━━━ Records to process ━━━

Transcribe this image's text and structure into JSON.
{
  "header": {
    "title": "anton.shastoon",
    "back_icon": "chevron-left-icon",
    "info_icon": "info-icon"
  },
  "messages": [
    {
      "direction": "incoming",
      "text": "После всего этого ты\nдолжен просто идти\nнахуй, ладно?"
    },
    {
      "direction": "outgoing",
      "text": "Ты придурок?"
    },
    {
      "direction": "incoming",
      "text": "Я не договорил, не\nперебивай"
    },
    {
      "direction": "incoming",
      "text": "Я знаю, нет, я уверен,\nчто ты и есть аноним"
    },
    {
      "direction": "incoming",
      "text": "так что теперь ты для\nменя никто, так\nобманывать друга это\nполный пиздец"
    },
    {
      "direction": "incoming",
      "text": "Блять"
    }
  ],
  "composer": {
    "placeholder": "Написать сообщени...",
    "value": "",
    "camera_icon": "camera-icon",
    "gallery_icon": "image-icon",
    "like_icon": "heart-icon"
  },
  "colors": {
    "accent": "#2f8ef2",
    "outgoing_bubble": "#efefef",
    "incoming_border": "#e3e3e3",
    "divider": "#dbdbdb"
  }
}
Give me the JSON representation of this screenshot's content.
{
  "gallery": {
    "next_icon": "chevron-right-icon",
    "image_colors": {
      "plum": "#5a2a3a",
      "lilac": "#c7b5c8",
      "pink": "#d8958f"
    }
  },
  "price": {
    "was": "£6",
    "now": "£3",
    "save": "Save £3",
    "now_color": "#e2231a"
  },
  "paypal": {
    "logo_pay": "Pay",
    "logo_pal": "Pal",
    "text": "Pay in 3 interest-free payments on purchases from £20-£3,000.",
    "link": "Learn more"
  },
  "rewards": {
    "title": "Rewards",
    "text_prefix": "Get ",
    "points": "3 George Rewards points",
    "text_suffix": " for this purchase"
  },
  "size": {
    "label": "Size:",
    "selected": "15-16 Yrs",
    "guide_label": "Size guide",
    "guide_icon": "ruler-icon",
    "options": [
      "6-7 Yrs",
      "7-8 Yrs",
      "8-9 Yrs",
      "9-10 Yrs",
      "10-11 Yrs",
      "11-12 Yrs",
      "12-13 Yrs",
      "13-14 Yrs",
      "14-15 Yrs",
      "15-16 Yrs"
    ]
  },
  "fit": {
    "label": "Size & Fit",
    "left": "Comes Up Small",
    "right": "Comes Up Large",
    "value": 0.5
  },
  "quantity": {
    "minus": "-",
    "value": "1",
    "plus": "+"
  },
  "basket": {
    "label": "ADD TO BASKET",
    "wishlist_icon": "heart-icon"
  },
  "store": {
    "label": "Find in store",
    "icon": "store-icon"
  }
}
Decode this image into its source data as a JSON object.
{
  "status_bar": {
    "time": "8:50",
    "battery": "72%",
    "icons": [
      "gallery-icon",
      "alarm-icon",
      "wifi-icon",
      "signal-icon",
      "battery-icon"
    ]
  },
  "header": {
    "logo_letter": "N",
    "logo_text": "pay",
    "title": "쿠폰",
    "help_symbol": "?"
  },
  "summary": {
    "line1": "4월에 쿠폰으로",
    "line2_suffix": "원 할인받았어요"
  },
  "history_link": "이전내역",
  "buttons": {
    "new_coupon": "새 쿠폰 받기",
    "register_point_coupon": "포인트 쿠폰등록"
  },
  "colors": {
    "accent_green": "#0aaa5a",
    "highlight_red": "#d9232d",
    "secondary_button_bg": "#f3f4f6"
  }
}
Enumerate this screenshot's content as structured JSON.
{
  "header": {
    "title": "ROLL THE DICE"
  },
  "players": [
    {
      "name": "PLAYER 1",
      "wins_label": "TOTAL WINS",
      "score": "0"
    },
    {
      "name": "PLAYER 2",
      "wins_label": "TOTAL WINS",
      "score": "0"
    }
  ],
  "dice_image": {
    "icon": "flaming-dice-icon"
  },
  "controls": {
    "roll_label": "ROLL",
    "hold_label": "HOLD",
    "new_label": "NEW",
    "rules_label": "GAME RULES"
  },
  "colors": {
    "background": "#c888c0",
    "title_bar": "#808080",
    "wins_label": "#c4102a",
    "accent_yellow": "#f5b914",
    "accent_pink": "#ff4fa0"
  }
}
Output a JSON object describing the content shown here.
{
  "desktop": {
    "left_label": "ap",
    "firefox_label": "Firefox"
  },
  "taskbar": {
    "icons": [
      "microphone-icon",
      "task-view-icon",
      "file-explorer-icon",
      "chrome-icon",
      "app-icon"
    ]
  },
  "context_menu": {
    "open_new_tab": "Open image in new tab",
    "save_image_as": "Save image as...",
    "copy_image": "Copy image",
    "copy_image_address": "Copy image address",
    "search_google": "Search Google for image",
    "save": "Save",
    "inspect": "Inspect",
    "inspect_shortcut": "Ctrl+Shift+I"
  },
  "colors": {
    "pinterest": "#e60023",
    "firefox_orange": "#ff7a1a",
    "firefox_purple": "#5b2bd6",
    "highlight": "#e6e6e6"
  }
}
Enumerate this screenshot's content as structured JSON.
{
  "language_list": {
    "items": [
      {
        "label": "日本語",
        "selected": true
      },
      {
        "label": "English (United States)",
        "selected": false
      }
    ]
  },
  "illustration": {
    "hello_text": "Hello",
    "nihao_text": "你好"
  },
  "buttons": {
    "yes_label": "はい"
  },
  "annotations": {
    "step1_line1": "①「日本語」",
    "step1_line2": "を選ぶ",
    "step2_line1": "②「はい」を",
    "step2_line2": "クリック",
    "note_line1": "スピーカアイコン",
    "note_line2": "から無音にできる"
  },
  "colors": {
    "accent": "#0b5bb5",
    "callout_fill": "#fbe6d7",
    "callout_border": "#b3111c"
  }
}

━━━

**Problem statement:** Your task is to quote all of the data word for word.

**Result of this task:**
Transcribe this image's text and structure into JSON.
{
  "header": {
    "title": "anton.shastoon",
    "back_icon": "chevron-left-icon",
    "info_icon": "info-icon"
  },
  "messages": [
    {
      "direction": "incoming",
      "text": "После всего этого ты\nдолжен просто идти\nнахуй, ладно?"
    },
    {
      "direction": "outgoing",
      "text": "Ты придурок?"
    },
    {
      "direction": "incoming",
      "text": "Я не договорил, не\nперебивай"
    },
    {
      "direction": "incoming",
      "text": "Я знаю, нет, я уверен,\nчто ты и есть аноним"
    },
    {
      "direction": "incoming",
      "text": "так что теперь ты для\nменя никто, так\nобманывать друга это\nполный пиздец"
    },
    {
      "direction": "incoming",
      "text": "Блять"
    }
  ],
  "composer": {
    "placeholder": "Написать сообщени...",
    "value": "",
    "camera_icon": "camera-icon",
    "gallery_icon": "image-icon",
    "like_icon": "heart-icon"
  },
  "colors": {
    "accent": "#2f8ef2",
    "outgoing_bubble": "#efefef",
    "incoming_border": "#e3e3e3",
    "divider": "#dbdbdb"
  }
}
Give me the JSON representation of this screenshot's content.
{
  "gallery": {
    "next_icon": "chevron-right-icon",
    "image_colors": {
      "plum": "#5a2a3a",
      "lilac": "#c7b5c8",
      "pink": "#d8958f"
    }
  },
  "price": {
    "was": "£6",
    "now": "£3",
    "save": "Save £3",
    "now_color": "#e2231a"
  },
  "paypal": {
    "logo_pay": "Pay",
    "logo_pal": "Pal",
    "text": "Pay in 3 interest-free payments on purchases from £20-£3,000.",
    "link": "Learn more"
  },
  "rewards": {
    "title": "Rewards",
    "text_prefix": "Get ",
    "points": "3 George Rewards points",
    "text_suffix": " for this purchase"
  },
  "size": {
    "label": "Size:",
    "selected": "15-16 Yrs",
    "guide_label": "Size guide",
    "guide_icon": "ruler-icon",
    "options": [
      "6-7 Yrs",
      "7-8 Yrs",
      "8-9 Yrs",
      "9-10 Yrs",
      "10-11 Yrs",
      "11-12 Yrs",
      "12-13 Yrs",
      "13-14 Yrs",
      "14-15 Yrs",
      "15-16 Yrs"
    ]
  },
  "fit": {
    "label": "Size & Fit",
    "left": "Comes Up Small",
    "right": "Comes Up Large",
    "value": 0.5
  },
  "quantity": {
    "minus": "-",
    "value": "1",
    "plus": "+"
  },
  "basket": {
    "label": "ADD TO BASKET",
    "wishlist_icon": "heart-icon"
  },
  "store": {
    "label": "Find in store",
    "icon": "store-icon"
  }
}
Decode this image into its source data as a JSON object.
{
  "status_bar": {
    "time": "8:50",
    "battery": "72%",
    "icons": [
      "gallery-icon",
      "alarm-icon",
      "wifi-icon",
      "signal-icon",
      "battery-icon"
    ]
  },
  "header": {
    "logo_letter": "N",
    "logo_text": "pay",
    "title": "쿠폰",
    "help_symbol": "?"
  },
  "summary": {
    "line1": "4월에 쿠폰으로",
    "line2_suffix": "원 할인받았어요"
  },
  "history_link": "이전내역",
  "buttons": {
    "new_coupon": "새 쿠폰 받기",
    "register_point_coupon": "포인트 쿠폰등록"
  },
  "colors": {
    "accent_green": "#0aaa5a",
    "highlight_red": "#d9232d",
    "secondary_button_bg": "#f3f4f6"
  }
}
Enumerate this screenshot's content as structured JSON.
{
  "header": {
    "title": "ROLL THE DICE"
  },
  "players": [
    {
      "name": "PLAYER 1",
      "wins_label": "TOTAL WINS",
      "score": "0"
    },
    {
      "name": "PLAYER 2",
      "wins_label": "TOTAL WINS",
      "score": "0"
    }
  ],
  "dice_image": {
    "icon": "flaming-dice-icon"
  },
  "controls": {
    "roll_label": "ROLL",
    "hold_label": "HOLD",
    "new_label": "NEW",
    "rules_label": "GAME RULES"
  },
  "colors": {
    "background": "#c888c0",
    "title_bar": "#808080",
    "wins_label": "#c4102a",
    "accent_yellow": "#f5b914",
    "accent_pink": "#ff4fa0"
  }
}
Output a JSON object describing the content shown here.
{
  "desktop": {
    "left_label": "ap",
    "firefox_label": "Firefox"
  },
  "taskbar": {
    "icons": [
      "microphone-icon",
      "task-view-icon",
      "file-explorer-icon",
      "chrome-icon",
      "app-icon"
    ]
  },
  "context_menu": {
    "open_new_tab": "Open image in new tab",
    "save_image_as": "Save image as...",
    "copy_image": "Copy image",
    "copy_image_address": "Copy image address",
    "search_google": "Search Google for image",
    "save": "Save",
    "inspect": "Inspect",
    "inspect_shortcut": "Ctrl+Shift+I"
  },
  "colors": {
    "pinterest": "#e60023",
    "firefox_orange": "#ff7a1a",
    "firefox_purple": "#5b2bd6",
    "highlight": "#e6e6e6"
  }
}
Enumerate this screenshot's content as structured JSON.
{
  "language_list": {
    "items": [
      {
        "label": "日本語",
        "selected": true
      },
      {
        "label": "English (United States)",
        "selected": false
      }
    ]
  },
  "illustration": {
    "hello_text": "Hello",
    "nihao_text": "你好"
  },
  "buttons": {
    "yes_label": "はい"
  },
  "annotations": {
    "step1_line1": "①「日本語」",
    "step1_line2": "を選ぶ",
    "step2_line1": "②「はい」を",
    "step2_line2": "クリック",
    "note_line1": "スピーカアイコン",
    "note_line2": "から無音にできる"
  },
  "colors": {
    "accent": "#0b5bb5",
    "callout_fill": "#fbe6d7",
    "callout_border": "#b3111c"
  }
}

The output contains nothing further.